TO BE DONE:
Count every line below that contains "value", then state the total with no other output.

STORED ROWS:
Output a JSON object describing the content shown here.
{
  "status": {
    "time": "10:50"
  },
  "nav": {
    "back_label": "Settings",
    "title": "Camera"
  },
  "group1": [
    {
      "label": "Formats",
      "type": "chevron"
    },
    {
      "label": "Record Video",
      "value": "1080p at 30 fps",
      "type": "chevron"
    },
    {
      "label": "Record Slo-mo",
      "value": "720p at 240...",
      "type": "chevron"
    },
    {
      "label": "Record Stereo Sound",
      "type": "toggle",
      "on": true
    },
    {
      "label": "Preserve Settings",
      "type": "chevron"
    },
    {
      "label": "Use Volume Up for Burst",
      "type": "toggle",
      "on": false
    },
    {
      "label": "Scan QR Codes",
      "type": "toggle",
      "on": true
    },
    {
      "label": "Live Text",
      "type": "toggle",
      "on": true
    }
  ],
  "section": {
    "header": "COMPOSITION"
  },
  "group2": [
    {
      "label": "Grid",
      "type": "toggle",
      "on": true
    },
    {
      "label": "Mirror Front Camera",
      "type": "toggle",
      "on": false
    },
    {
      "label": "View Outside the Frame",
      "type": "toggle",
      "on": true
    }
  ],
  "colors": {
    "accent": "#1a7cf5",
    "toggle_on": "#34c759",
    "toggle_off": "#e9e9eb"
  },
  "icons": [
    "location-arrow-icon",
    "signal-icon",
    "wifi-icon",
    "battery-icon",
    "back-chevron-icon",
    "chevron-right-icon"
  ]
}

EXERCISE ANSWER:
2